→ Entries supplied
______
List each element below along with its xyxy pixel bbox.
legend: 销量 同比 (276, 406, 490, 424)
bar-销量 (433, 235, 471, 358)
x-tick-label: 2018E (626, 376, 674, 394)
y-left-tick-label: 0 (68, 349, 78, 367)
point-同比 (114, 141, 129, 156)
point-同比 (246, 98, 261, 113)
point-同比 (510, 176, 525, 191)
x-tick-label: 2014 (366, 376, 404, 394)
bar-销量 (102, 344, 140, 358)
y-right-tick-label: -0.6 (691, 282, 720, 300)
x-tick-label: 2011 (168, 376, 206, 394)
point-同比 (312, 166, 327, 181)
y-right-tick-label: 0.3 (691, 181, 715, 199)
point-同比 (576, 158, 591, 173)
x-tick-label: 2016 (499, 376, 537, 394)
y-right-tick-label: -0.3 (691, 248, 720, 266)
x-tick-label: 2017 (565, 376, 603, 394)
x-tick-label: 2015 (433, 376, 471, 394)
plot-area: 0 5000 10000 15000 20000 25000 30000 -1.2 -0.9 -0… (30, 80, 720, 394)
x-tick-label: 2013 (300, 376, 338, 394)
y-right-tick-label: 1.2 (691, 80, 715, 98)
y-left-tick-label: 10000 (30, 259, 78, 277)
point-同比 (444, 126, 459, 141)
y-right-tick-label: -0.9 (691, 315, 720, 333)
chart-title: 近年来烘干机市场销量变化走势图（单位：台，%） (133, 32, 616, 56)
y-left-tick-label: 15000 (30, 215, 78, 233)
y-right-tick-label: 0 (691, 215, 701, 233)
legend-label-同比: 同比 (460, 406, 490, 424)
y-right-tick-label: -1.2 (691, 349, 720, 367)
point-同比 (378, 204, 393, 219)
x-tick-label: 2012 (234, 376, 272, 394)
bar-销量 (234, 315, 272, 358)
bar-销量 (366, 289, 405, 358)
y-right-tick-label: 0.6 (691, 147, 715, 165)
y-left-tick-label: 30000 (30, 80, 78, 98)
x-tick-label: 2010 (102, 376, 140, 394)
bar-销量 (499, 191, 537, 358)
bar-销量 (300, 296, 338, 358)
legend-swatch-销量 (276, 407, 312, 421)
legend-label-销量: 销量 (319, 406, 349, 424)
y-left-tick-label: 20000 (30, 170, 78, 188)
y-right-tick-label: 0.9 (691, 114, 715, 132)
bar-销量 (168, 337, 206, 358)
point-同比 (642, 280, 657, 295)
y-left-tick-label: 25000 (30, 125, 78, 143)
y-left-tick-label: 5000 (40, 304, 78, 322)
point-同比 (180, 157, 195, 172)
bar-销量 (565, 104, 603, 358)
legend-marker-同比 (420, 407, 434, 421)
______
→ Task directions
Copy out the material above line for line, with no changes.

→ Output for this exercise
List each element below along with its xyxy pixel bbox.
legend: 销量 同比 (276, 406, 490, 424)
bar-销量 (433, 235, 471, 358)
x-tick-label: 2018E (626, 376, 674, 394)
y-left-tick-label: 0 (68, 349, 78, 367)
point-同比 (114, 141, 129, 156)
point-同比 (246, 98, 261, 113)
point-同比 (510, 176, 525, 191)
x-tick-label: 2014 (366, 376, 404, 394)
bar-销量 (102, 344, 140, 358)
y-right-tick-label: -0.6 (691, 282, 720, 300)
x-tick-label: 2011 (168, 376, 206, 394)
point-同比 (312, 166, 327, 181)
y-right-tick-label: 0.3 (691, 181, 715, 199)
point-同比 (576, 158, 591, 173)
x-tick-label: 2016 (499, 376, 537, 394)
y-right-tick-label: -0.3 (691, 248, 720, 266)
x-tick-label: 2017 (565, 376, 603, 394)
x-tick-label: 2015 (433, 376, 471, 394)
plot-area: 0 5000 10000 15000 20000 25000 30000 -1.2 -0.9 -0… (30, 80, 720, 394)
x-tick-label: 2013 (300, 376, 338, 394)
y-right-tick-label: 1.2 (691, 80, 715, 98)
y-left-tick-label: 10000 (30, 259, 78, 277)
point-同比 (444, 126, 459, 141)
y-right-tick-label: -0.9 (691, 315, 720, 333)
chart-title: 近年来烘干机市场销量变化走势图（单位：台，%） (133, 32, 616, 56)
y-left-tick-label: 15000 (30, 215, 78, 233)
y-right-tick-label: 0 (691, 215, 701, 233)
legend-label-同比: 同比 (460, 406, 490, 424)
y-right-tick-label: -1.2 (691, 349, 720, 367)
point-同比 (378, 204, 393, 219)
x-tick-label: 2012 (234, 376, 272, 394)
bar-销量 (234, 315, 272, 358)
bar-销量 (366, 289, 405, 358)
y-right-tick-label: 0.6 (691, 147, 715, 165)
y-left-tick-label: 30000 (30, 80, 78, 98)
x-tick-label: 2010 (102, 376, 140, 394)
bar-销量 (499, 191, 537, 358)
bar-销量 (300, 296, 338, 358)
legend-swatch-销量 (276, 407, 312, 421)
legend-label-销量: 销量 (319, 406, 349, 424)
y-left-tick-label: 20000 (30, 170, 78, 188)
y-right-tick-label: 0.9 (691, 114, 715, 132)
bar-销量 (168, 337, 206, 358)
point-同比 (642, 280, 657, 295)
y-left-tick-label: 25000 (30, 125, 78, 143)
y-left-tick-label: 5000 (40, 304, 78, 322)
point-同比 (180, 157, 195, 172)
bar-销量 (565, 104, 603, 358)
legend-marker-同比 (420, 407, 434, 421)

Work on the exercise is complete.